- _DATA PROVIDED_
◇ ◇ ◇ ◇

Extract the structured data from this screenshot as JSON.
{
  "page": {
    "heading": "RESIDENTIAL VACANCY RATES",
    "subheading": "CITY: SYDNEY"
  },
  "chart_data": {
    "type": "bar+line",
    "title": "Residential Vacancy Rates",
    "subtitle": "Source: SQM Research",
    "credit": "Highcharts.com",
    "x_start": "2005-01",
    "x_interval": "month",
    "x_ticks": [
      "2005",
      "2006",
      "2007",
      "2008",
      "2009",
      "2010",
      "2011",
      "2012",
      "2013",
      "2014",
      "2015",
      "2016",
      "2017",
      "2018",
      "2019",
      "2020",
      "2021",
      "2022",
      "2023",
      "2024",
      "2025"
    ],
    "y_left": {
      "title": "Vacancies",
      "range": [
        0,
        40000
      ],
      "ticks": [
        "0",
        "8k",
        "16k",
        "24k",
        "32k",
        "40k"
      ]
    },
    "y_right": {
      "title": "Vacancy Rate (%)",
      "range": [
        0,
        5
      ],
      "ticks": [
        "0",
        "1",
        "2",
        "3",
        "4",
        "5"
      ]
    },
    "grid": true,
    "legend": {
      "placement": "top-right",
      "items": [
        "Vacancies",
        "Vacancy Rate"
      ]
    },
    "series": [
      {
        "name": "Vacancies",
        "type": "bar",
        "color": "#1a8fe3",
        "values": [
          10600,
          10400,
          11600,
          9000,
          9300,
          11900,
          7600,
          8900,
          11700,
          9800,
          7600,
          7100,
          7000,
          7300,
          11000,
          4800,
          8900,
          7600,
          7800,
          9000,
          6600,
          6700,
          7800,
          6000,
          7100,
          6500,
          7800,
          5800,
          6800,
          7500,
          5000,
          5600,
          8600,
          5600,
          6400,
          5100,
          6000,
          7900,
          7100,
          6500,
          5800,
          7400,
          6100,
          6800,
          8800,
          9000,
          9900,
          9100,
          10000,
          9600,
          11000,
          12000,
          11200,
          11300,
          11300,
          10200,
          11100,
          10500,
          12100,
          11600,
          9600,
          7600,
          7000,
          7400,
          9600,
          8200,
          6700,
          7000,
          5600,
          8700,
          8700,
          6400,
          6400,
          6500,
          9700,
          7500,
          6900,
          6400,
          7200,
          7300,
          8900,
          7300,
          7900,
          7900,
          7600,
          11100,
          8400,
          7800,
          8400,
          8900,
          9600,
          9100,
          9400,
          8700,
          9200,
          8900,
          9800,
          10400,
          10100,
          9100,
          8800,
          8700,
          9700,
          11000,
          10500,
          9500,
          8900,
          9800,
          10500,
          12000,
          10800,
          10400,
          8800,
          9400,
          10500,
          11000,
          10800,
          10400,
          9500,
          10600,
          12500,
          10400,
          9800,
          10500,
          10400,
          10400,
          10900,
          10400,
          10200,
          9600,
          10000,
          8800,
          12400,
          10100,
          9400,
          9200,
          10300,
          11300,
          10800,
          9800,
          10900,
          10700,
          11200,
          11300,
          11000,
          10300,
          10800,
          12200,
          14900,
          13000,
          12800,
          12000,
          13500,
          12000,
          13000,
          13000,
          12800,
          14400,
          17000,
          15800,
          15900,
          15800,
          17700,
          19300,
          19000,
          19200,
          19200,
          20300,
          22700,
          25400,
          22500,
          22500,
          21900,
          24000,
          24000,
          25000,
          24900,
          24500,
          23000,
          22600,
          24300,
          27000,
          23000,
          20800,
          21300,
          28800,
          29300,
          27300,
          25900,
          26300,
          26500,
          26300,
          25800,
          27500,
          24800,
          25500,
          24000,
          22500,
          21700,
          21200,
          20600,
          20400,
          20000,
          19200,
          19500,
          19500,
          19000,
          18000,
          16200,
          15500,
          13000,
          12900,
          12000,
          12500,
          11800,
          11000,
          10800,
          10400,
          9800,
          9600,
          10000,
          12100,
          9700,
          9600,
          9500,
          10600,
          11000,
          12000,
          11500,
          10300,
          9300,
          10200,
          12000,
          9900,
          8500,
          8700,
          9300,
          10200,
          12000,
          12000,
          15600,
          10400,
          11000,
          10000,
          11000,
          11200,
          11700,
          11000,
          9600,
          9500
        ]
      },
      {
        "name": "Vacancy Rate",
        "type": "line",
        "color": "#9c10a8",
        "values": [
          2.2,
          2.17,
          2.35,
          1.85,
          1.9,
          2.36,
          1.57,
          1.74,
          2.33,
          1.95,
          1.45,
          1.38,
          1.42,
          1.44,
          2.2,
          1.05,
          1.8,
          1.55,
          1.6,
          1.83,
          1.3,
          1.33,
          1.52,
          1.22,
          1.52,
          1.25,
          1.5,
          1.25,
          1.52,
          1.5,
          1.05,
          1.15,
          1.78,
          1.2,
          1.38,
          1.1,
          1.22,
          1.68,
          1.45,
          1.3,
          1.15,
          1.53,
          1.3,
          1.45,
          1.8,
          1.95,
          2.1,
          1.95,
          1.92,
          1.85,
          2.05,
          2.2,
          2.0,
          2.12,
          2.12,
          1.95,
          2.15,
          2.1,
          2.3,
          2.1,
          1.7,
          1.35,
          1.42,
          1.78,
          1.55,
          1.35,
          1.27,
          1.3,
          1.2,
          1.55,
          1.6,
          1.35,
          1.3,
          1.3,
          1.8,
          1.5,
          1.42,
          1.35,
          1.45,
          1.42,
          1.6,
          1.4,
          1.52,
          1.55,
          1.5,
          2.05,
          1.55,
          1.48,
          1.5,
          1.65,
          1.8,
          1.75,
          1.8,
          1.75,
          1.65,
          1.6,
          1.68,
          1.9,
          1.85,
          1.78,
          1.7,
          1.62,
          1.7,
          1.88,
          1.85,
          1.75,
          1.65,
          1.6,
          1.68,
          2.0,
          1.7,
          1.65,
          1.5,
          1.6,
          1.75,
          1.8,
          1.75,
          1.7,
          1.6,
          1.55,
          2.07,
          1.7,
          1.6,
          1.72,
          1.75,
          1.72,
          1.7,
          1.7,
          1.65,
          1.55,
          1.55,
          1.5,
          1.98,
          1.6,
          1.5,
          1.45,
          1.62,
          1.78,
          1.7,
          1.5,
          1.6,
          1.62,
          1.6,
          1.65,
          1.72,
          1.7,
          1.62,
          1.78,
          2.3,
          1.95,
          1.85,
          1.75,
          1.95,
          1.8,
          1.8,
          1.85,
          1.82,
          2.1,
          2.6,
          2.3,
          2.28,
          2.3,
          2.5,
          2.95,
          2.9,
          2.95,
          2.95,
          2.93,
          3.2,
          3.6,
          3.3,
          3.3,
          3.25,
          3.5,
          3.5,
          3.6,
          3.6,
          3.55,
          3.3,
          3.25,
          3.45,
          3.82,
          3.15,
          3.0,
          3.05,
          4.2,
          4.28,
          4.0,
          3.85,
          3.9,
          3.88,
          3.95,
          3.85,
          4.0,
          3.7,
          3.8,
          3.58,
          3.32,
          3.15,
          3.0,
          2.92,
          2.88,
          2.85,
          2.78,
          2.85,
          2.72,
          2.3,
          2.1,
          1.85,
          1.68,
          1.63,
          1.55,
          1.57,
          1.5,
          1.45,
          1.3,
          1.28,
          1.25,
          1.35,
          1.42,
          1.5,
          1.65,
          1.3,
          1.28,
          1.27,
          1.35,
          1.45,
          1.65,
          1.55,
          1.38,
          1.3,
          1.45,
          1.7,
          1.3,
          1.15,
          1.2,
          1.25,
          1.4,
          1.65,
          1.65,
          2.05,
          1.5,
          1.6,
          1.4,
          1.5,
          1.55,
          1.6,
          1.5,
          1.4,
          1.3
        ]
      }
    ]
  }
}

◇ ◇ ◇ ◇

- _GOAL OF THE EXERCISE_
All of the data shown above must be copied exactly.

- _SOLUTION TO THIS TASK_
Extract the structured data from this screenshot as JSON.
{
  "page": {
    "heading": "RESIDENTIAL VACANCY RATES",
    "subheading": "CITY: SYDNEY"
  },
  "chart_data": {
    "type": "bar+line",
    "title": "Residential Vacancy Rates",
    "subtitle": "Source: SQM Research",
    "credit": "Highcharts.com",
    "x_start": "2005-01",
    "x_interval": "month",
    "x_ticks": [
      "2005",
      "2006",
      "2007",
      "2008",
      "2009",
      "2010",
      "2011",
      "2012",
      "2013",
      "2014",
      "2015",
      "2016",
      "2017",
      "2018",
      "2019",
      "2020",
      "2021",
      "2022",
      "2023",
      "2024",
      "2025"
    ],
    "y_left": {
      "title": "Vacancies",
      "range": [
        0,
        40000
      ],
      "ticks": [
        "0",
        "8k",
        "16k",
        "24k",
        "32k",
        "40k"
      ]
    },
    "y_right": {
      "title": "Vacancy Rate (%)",
      "range": [
        0,
        5
      ],
      "ticks": [
        "0",
        "1",
        "2",
        "3",
        "4",
        "5"
      ]
    },
    "grid": true,
    "legend": {
      "placement": "top-right",
      "items": [
        "Vacancies",
        "Vacancy Rate"
      ]
    },
    "series": [
      {
        "name": "Vacancies",
        "type": "bar",
        "color": "#1a8fe3",
        "values": [
          10600,
          10400,
          11600,
          9000,
          9300,
          11900,
          7600,
          8900,
          11700,
          9800,
          7600,
          7100,
          7000,
          7300,
          11000,
          4800,
          8900,
          7600,
          7800,
          9000,
          6600,
          6700,
          7800,
          6000,
          7100,
          6500,
          7800,
          5800,
          6800,
          7500,
          5000,
          5600,
          8600,
          5600,
          6400,
          5100,
          6000,
          7900,
          7100,
          6500,
          5800,
          7400,
          6100,
          6800,
          8800,
          9000,
          9900,
          9100,
          10000,
          9600,
          11000,
          12000,
          11200,
          11300,
          11300,
          10200,
          11100,
          10500,
          12100,
          11600,
          9600,
          7600,
          7000,
          7400,
          9600,
          8200,
          6700,
          7000,
          5600,
          8700,
          8700,
          6400,
          6400,
          6500,
          9700,
          7500,
          6900,
          6400,
          7200,
          7300,
          8900,
          7300,
          7900,
          7900,
          7600,
          11100,
          8400,
          7800,
          8400,
          8900,
          9600,
          9100,
          9400,
          8700,
          9200,
          8900,
          9800,
          10400,
          10100,
          9100,
          8800,
          8700,
          9700,
          11000,
          10500,
          9500,
          8900,
          9800,
          10500,
          12000,
          10800,
          10400,
          8800,
          9400,
          10500,
          11000,
          10800,
          10400,
          9500,
          10600,
          12500,
          10400,
          9800,
          10500,
          10400,
          10400,
          10900,
          10400,
          10200,
          9600,
          10000,
          8800,
          12400,
          10100,
          9400,
          9200,
          10300,
          11300,
          10800,
          9800,
          10900,
          10700,
          11200,
          11300,
          11000,
          10300,
          10800,
          12200,
          14900,
          13000,
          12800,
          12000,
          13500,
          12000,
          13000,
          13000,
          12800,
          14400,
          17000,
          15800,
          15900,
          15800,
          17700,
          19300,
          19000,
          19200,
          19200,
          20300,
          22700,
          25400,
          22500,
          22500,
          21900,
          24000,
          24000,
          25000,
          24900,
          24500,
          23000,
          22600,
          24300,
          27000,
          23000,
          20800,
          21300,
          28800,
          29300,
          27300,
          25900,
          26300,
          26500,
          26300,
          25800,
          27500,
          24800,
          25500,
          24000,
          22500,
          21700,
          21200,
          20600,
          20400,
          20000,
          19200,
          19500,
          19500,
          19000,
          18000,
          16200,
          15500,
          13000,
          12900,
          12000,
          12500,
          11800,
          11000,
          10800,
          10400,
          9800,
          9600,
          10000,
          12100,
          9700,
          9600,
          9500,
          10600,
          11000,
          12000,
          11500,
          10300,
          9300,
          10200,
          12000,
          9900,
          8500,
          8700,
          9300,
          10200,
          12000,
          12000,
          15600,
          10400,
          11000,
          10000,
          11000,
          11200,
          11700,
          11000,
          9600,
          9500
        ]
      },
      {
        "name": "Vacancy Rate",
        "type": "line",
        "color": "#9c10a8",
        "values": [
          2.2,
          2.17,
          2.35,
          1.85,
          1.9,
          2.36,
          1.57,
          1.74,
          2.33,
          1.95,
          1.45,
          1.38,
          1.42,
          1.44,
          2.2,
          1.05,
          1.8,
          1.55,
          1.6,
          1.83,
          1.3,
          1.33,
          1.52,
          1.22,
          1.52,
          1.25,
          1.5,
          1.25,
          1.52,
          1.5,
          1.05,
          1.15,
          1.78,
          1.2,
          1.38,
          1.1,
          1.22,
          1.68,
          1.45,
          1.3,
          1.15,
          1.53,
          1.3,
          1.45,
          1.8,
          1.95,
          2.1,
          1.95,
          1.92,
          1.85,
          2.05,
          2.2,
          2.0,
          2.12,
          2.12,
          1.95,
          2.15,
          2.1,
          2.3,
          2.1,
          1.7,
          1.35,
          1.42,
          1.78,
          1.55,
          1.35,
          1.27,
          1.3,
          1.2,
          1.55,
          1.6,
          1.35,
          1.3,
          1.3,
          1.8,
          1.5,
          1.42,
          1.35,
          1.45,
          1.42,
          1.6,
          1.4,
          1.52,
          1.55,
          1.5,
          2.05,
          1.55,
          1.48,
          1.5,
          1.65,
          1.8,
          1.75,
          1.8,
          1.75,
          1.65,
          1.6,
          1.68,
          1.9,
          1.85,
          1.78,
          1.7,
          1.62,
          1.7,
          1.88,
          1.85,
          1.75,
          1.65,
          1.6,
          1.68,
          2.0,
          1.7,
          1.65,
          1.5,
          1.6,
          1.75,
          1.8,
          1.75,
          1.7,
          1.6,
          1.55,
          2.07,
          1.7,
          1.6,
          1.72,
          1.75,
          1.72,
          1.7,
          1.7,
          1.65,
          1.55,
          1.55,
          1.5,
          1.98,
          1.6,
          1.5,
          1.45,
          1.62,
          1.78,
          1.7,
          1.5,
          1.6,
          1.62,
          1.6,
          1.65,
          1.72,
          1.7,
          1.62,
          1.78,
          2.3,
          1.95,
          1.85,
          1.75,
          1.95,
          1.8,
          1.8,
          1.85,
          1.82,
          2.1,
          2.6,
          2.3,
          2.28,
          2.3,
          2.5,
          2.95,
          2.9,
          2.95,
          2.95,
          2.93,
          3.2,
          3.6,
          3.3,
          3.3,
          3.25,
          3.5,
          3.5,
          3.6,
          3.6,
          3.55,
          3.3,
          3.25,
          3.45,
          3.82,
          3.15,
          3.0,
          3.05,
          4.2,
          4.28,
          4.0,
          3.85,
          3.9,
          3.88,
          3.95,
          3.85,
          4.0,
          3.7,
          3.8,
          3.58,
          3.32,
          3.15,
          3.0,
          2.92,
          2.88,
          2.85,
          2.78,
          2.85,
          2.72,
          2.3,
          2.1,
          1.85,
          1.68,
          1.63,
          1.55,
          1.57,
          1.5,
          1.45,
          1.3,
          1.28,
          1.25,
          1.35,
          1.42,
          1.5,
          1.65,
          1.3,
          1.28,
          1.27,
          1.35,
          1.45,
          1.65,
          1.55,
          1.38,
          1.3,
          1.45,
          1.7,
          1.3,
          1.15,
          1.2,
          1.25,
          1.4,
          1.65,
          1.65,
          2.05,
          1.5,
          1.6,
          1.4,
          1.5,
          1.55,
          1.6,
          1.5,
          1.4,
          1.3
        ]
      }
    ]
  }
}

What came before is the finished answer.